━━━━━ DATA FOR THIS EXERCISE

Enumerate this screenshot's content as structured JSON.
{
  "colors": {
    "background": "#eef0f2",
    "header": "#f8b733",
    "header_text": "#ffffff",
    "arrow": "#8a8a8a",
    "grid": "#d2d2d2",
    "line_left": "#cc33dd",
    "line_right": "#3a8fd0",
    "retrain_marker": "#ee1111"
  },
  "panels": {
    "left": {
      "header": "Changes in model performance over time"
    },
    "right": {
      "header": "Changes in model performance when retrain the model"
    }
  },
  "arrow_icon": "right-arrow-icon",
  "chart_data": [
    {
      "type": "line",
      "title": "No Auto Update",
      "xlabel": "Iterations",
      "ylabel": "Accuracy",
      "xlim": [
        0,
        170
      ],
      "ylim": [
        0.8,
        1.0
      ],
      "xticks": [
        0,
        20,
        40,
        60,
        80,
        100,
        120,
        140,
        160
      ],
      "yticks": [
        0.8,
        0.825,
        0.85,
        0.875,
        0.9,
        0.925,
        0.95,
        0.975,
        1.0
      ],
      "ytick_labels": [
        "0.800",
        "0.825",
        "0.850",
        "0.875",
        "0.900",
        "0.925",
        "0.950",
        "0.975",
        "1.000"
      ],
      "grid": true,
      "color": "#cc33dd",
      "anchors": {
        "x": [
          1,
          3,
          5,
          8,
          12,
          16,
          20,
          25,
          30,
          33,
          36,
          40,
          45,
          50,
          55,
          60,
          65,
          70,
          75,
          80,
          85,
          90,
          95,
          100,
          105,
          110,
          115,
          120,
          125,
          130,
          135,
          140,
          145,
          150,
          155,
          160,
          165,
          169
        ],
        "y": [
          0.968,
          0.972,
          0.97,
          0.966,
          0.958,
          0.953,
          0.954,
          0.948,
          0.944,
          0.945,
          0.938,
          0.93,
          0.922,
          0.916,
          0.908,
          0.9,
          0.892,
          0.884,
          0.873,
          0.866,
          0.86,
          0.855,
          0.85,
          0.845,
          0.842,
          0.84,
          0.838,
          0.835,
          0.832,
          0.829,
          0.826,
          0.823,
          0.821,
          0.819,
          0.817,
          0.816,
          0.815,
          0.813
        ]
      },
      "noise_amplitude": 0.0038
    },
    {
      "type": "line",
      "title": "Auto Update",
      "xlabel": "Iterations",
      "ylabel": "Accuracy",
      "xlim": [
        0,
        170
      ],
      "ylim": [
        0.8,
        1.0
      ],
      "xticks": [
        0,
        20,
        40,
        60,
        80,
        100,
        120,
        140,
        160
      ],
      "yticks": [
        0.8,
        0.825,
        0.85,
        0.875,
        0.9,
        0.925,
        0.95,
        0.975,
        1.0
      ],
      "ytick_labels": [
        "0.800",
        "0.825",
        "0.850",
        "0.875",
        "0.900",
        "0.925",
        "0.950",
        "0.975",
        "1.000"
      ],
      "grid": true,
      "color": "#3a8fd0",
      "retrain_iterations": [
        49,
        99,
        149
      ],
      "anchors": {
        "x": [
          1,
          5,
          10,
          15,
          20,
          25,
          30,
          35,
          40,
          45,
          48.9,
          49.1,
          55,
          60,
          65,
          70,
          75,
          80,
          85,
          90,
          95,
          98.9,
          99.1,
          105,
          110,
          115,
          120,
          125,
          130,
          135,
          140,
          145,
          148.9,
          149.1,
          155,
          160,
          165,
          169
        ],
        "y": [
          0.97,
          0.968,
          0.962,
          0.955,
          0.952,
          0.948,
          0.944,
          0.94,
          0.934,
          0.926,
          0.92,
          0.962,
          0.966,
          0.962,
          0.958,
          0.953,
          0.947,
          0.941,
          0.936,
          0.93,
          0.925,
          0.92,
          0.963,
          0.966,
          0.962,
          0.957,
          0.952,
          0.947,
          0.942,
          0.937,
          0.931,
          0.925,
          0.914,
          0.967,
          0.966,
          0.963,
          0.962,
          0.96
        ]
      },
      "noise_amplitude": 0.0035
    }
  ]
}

━━━━━━━━━━

WRITTEN INSTRUCTION ▸ Write the data from above out again, exactly.

WRITTEN SOLUTION ▸
Enumerate this screenshot's content as structured JSON.
{
  "colors": {
    "background": "#eef0f2",
    "header": "#f8b733",
    "header_text": "#ffffff",
    "arrow": "#8a8a8a",
    "grid": "#d2d2d2",
    "line_left": "#cc33dd",
    "line_right": "#3a8fd0",
    "retrain_marker": "#ee1111"
  },
  "panels": {
    "left": {
      "header": "Changes in model performance over time"
    },
    "right": {
      "header": "Changes in model performance when retrain the model"
    }
  },
  "arrow_icon": "right-arrow-icon",
  "chart_data": [
    {
      "type": "line",
      "title": "No Auto Update",
      "xlabel": "Iterations",
      "ylabel": "Accuracy",
      "xlim": [
        0,
        170
      ],
      "ylim": [
        0.8,
        1.0
      ],
      "xticks": [
        0,
        20,
        40,
        60,
        80,
        100,
        120,
        140,
        160
      ],
      "yticks": [
        0.8,
        0.825,
        0.85,
        0.875,
        0.9,
        0.925,
        0.95,
        0.975,
        1.0
      ],
      "ytick_labels": [
        "0.800",
        "0.825",
        "0.850",
        "0.875",
        "0.900",
        "0.925",
        "0.950",
        "0.975",
        "1.000"
      ],
      "grid": true,
      "color": "#cc33dd",
      "anchors": {
        "x": [
          1,
          3,
          5,
          8,
          12,
          16,
          20,
          25,
          30,
          33,
          36,
          40,
          45,
          50,
          55,
          60,
          65,
          70,
          75,
          80,
          85,
          90,
          95,
          100,
          105,
          110,
          115,
          120,
          125,
          130,
          135,
          140,
          145,
          150,
          155,
          160,
          165,
          169
        ],
        "y": [
          0.968,
          0.972,
          0.97,
          0.966,
          0.958,
          0.953,
          0.954,
          0.948,
          0.944,
          0.945,
          0.938,
          0.93,
          0.922,
          0.916,
          0.908,
          0.9,
          0.892,
          0.884,
          0.873,
          0.866,
          0.86,
          0.855,
          0.85,
          0.845,
          0.842,
          0.84,
          0.838,
          0.835,
          0.832,
          0.829,
          0.826,
          0.823,
          0.821,
          0.819,
          0.817,
          0.816,
          0.815,
          0.813
        ]
      },
      "noise_amplitude": 0.0038
    },
    {
      "type": "line",
      "title": "Auto Update",
      "xlabel": "Iterations",
      "ylabel": "Accuracy",
      "xlim": [
        0,
        170
      ],
      "ylim": [
        0.8,
        1.0
      ],
      "xticks": [
        0,
        20,
        40,
        60,
        80,
        100,
        120,
        140,
        160
      ],
      "yticks": [
        0.8,
        0.825,
        0.85,
        0.875,
        0.9,
        0.925,
        0.95,
        0.975,
        1.0
      ],
      "ytick_labels": [
        "0.800",
        "0.825",
        "0.850",
        "0.875",
        "0.900",
        "0.925",
        "0.950",
        "0.975",
        "1.000"
      ],
      "grid": true,
      "color": "#3a8fd0",
      "retrain_iterations": [
        49,
        99,
        149
      ],
      "anchors": {
        "x": [
          1,
          5,
          10,
          15,
          20,
          25,
          30,
          35,
          40,
          45,
          48.9,
          49.1,
          55,
          60,
          65,
          70,
          75,
          80,
          85,
          90,
          95,
          98.9,
          99.1,
          105,
          110,
          115,
          120,
          125,
          130,
          135,
          140,
          145,
          148.9,
          149.1,
          155,
          160,
          165,
          169
        ],
        "y": [
          0.97,
          0.968,
          0.962,
          0.955,
          0.952,
          0.948,
          0.944,
          0.94,
          0.934,
          0.926,
          0.92,
          0.962,
          0.966,
          0.962,
          0.958,
          0.953,
          0.947,
          0.941,
          0.936,
          0.93,
          0.925,
          0.92,
          0.963,
          0.966,
          0.962,
          0.957,
          0.952,
          0.947,
          0.942,
          0.937,
          0.931,
          0.925,
          0.914,
          0.967,
          0.966,
          0.963,
          0.962,
          0.96
        ]
      },
      "noise_amplitude": 0.0035
    }
  ]
}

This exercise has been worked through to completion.